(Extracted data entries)

========================================================================

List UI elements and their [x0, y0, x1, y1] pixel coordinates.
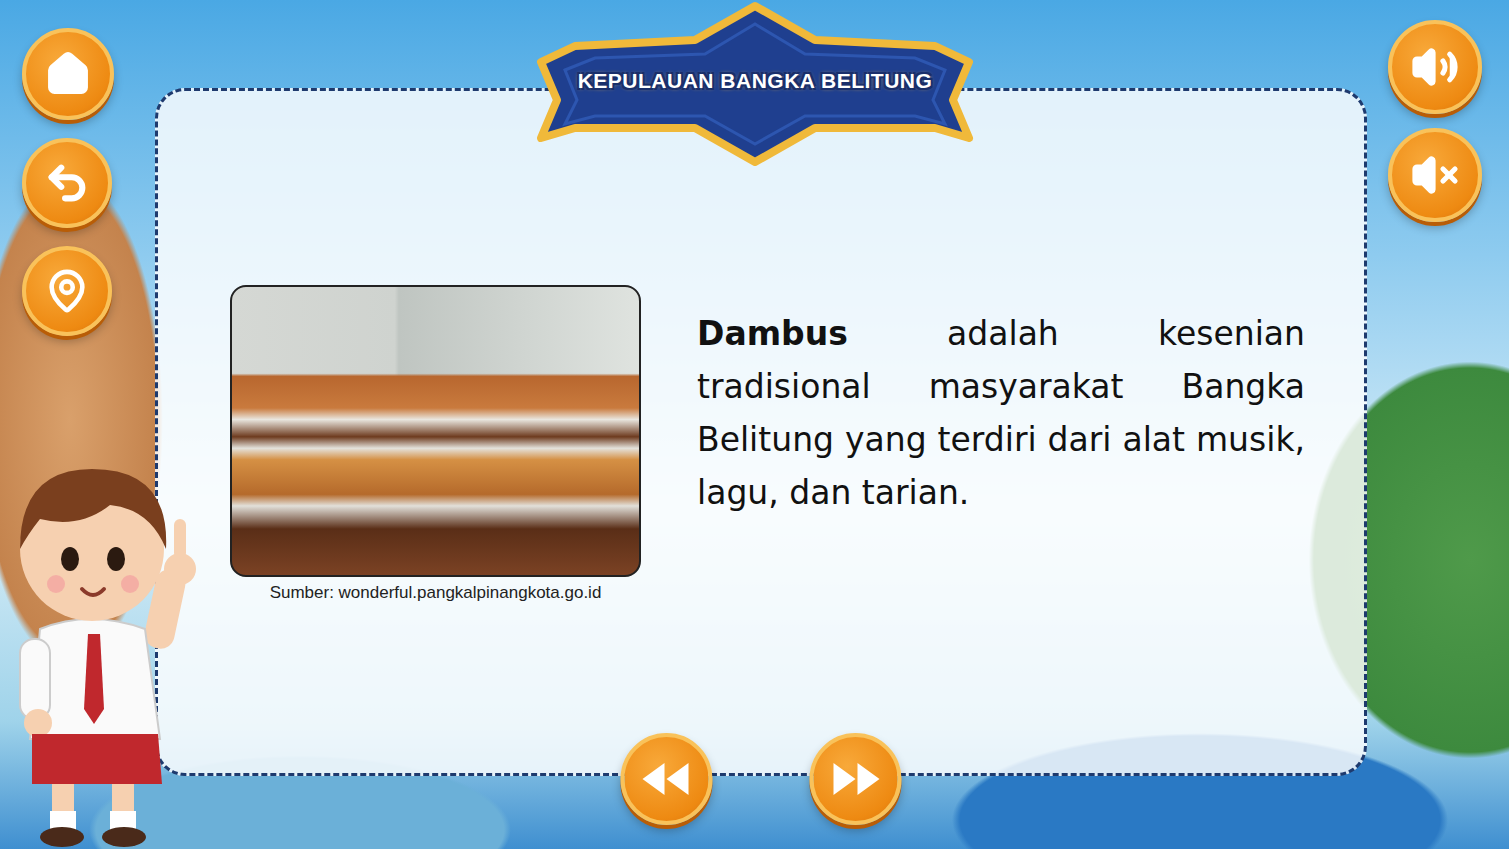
map-button[interactable]: [22, 246, 112, 336]
student-character-icon: [0, 439, 210, 849]
rewind-icon: [641, 759, 693, 799]
title-banner: KEPULAUAN BANGKA BELITUNG: [535, 0, 975, 168]
map-pin-icon: [44, 268, 90, 314]
page-navigation: [621, 733, 902, 825]
sound-on-button[interactable]: [1388, 20, 1482, 114]
next-button[interactable]: [810, 733, 902, 825]
photo-caption: Sumber: wonderful.pangkalpinangkota.go.i…: [270, 583, 602, 603]
sound-menu: [1367, 0, 1509, 849]
fast-forward-icon: [830, 759, 882, 799]
home-icon: [45, 51, 91, 97]
back-button[interactable]: [22, 138, 112, 228]
lesson-screen: Sumber: wonderful.pangkalpinangkota.go.i…: [0, 0, 1509, 849]
mute-button[interactable]: [1388, 128, 1482, 222]
previous-button[interactable]: [621, 733, 713, 825]
speaker-mute-icon: [1411, 151, 1459, 199]
back-arrow-icon: [44, 160, 90, 206]
home-button[interactable]: [22, 28, 114, 120]
photo-figure: Sumber: wonderful.pangkalpinangkota.go.i…: [230, 285, 641, 603]
term: Dambus: [697, 314, 848, 353]
banner-title: KEPULAUAN BANGKA BELITUNG: [578, 69, 933, 93]
info-card: Sumber: wonderful.pangkalpinangkota.go.i…: [155, 88, 1367, 776]
dambus-photo: [230, 285, 641, 577]
description-text: Dambus adalah kesenian tradisional masya…: [697, 285, 1305, 519]
speaker-icon: [1411, 43, 1459, 91]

========================================================================

## [WORK TO COMPLETE]
Rewrite the rows as a numbered list, starting with the line containing "map-button[interactable]: [22, 246, 112, 336]" and going on through the line containing "home-icon: [45, 51, 91, 97]". Include both of those lines and leave out any blank lines.

## [TASK RESULT]
1. map-button[interactable]: [22, 246, 112, 336]
2. student-character-icon: [0, 439, 210, 849]
3. rewind-icon: [641, 759, 693, 799]
4. title-banner: KEPULAUAN BANGKA BELITUNG: [535, 0, 975, 168]
5. map-pin-icon: [44, 268, 90, 314]
6. page-navigation: [621, 733, 902, 825]
7. sound-on-button[interactable]: [1388, 20, 1482, 114]
8. next-button[interactable]: [810, 733, 902, 825]
9. photo-caption: Sumber: wonderful.pangkalpinangkota.go.i…: [270, 583, 602, 603]
10. sound-menu: [1367, 0, 1509, 849]
11. fast-forward-icon: [830, 759, 882, 799]
12. home-icon: [45, 51, 91, 97]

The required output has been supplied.